**Short exercise:** Omit every picture, then give all the entries again exactly.

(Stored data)
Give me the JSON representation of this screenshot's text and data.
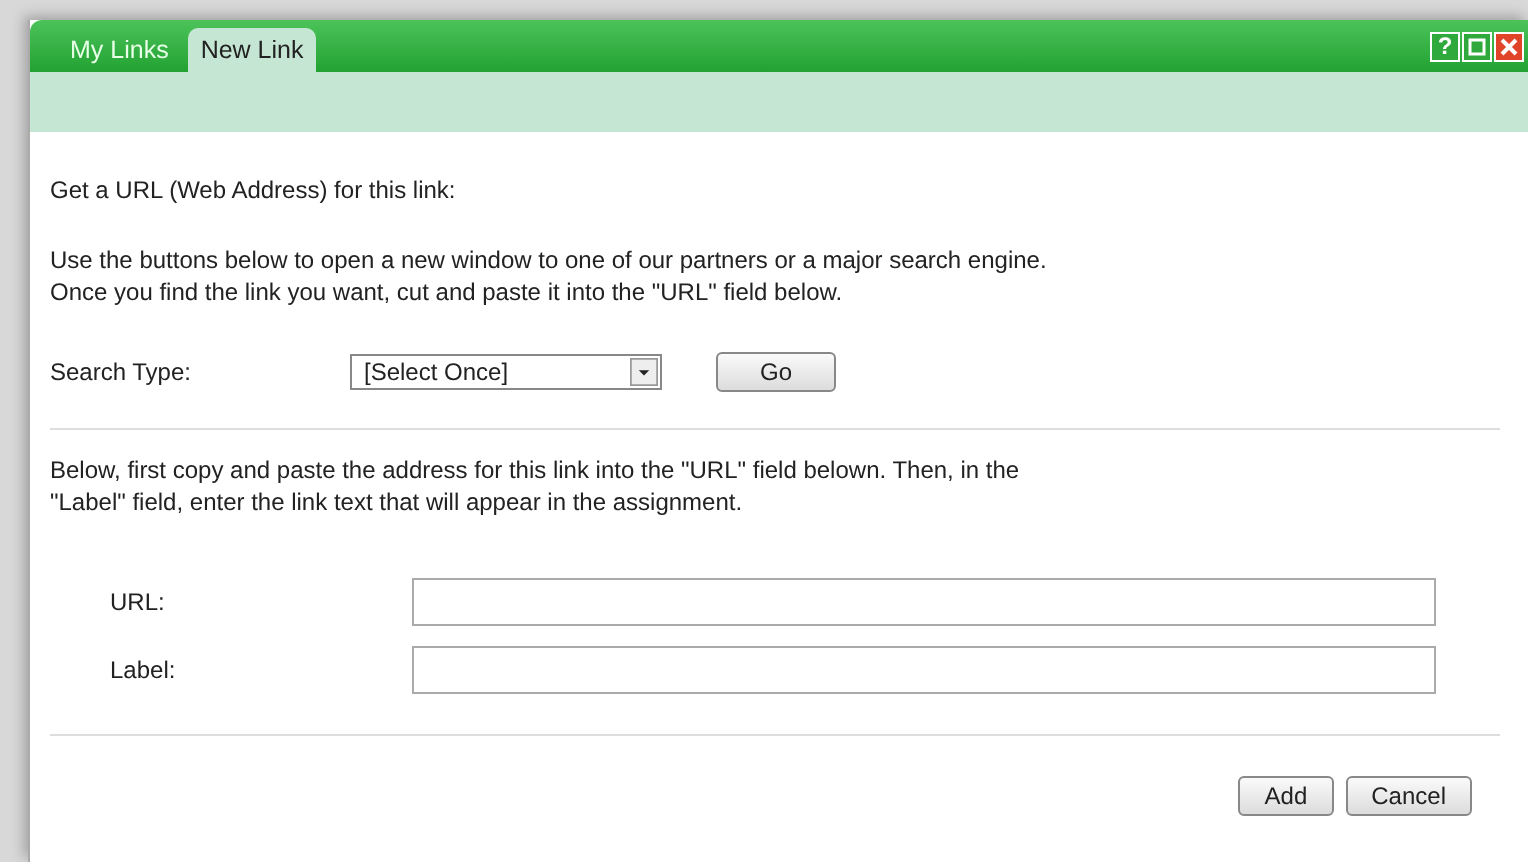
{
  "tabs": [
    {
      "label": "My Links",
      "selected": false
    },
    {
      "label": "New Link",
      "selected": true
    }
  ],
  "window_controls": [
    "?"
  ],
  "intro": "Get a URL (Web Address) for this link:",
  "instructions": [
    "Use the buttons below to open a new window to one of our partners or a major search engine.",
    "Once you find the link you want, cut and paste it into the \"URL\" field below."
  ],
  "search": {
    "label": "Search Type:",
    "value": "[Select Once]",
    "button": "Go"
  },
  "fields_instructions": [
    "Below, first copy and paste the address for this link into the \"URL\" field belown. Then, in the",
    "\"Label\" field, enter the link text that will appear in the assignment."
  ],
  "fields": [
    {
      "label": "URL:"
    },
    {
      "label": "Label:"
    }
  ],
  "buttons": [
    "Add",
    "Cancel"
  ]
}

**Answer to the problem:**
Give me the JSON representation of this screenshot's text and data.
{
  "tabs": [
    {
      "label": "My Links",
      "selected": false
    },
    {
      "label": "New Link",
      "selected": true
    }
  ],
  "window_controls": [
    "?"
  ],
  "intro": "Get a URL (Web Address) for this link:",
  "instructions": [
    "Use the buttons below to open a new window to one of our partners or a major search engine.",
    "Once you find the link you want, cut and paste it into the \"URL\" field below."
  ],
  "search": {
    "label": "Search Type:",
    "value": "[Select Once]",
    "button": "Go"
  },
  "fields_instructions": [
    "Below, first copy and paste the address for this link into the \"URL\" field belown. Then, in the",
    "\"Label\" field, enter the link text that will appear in the assignment."
  ],
  "fields": [
    {
      "label": "URL:"
    },
    {
      "label": "Label:"
    }
  ],
  "buttons": [
    "Add",
    "Cancel"
  ]
}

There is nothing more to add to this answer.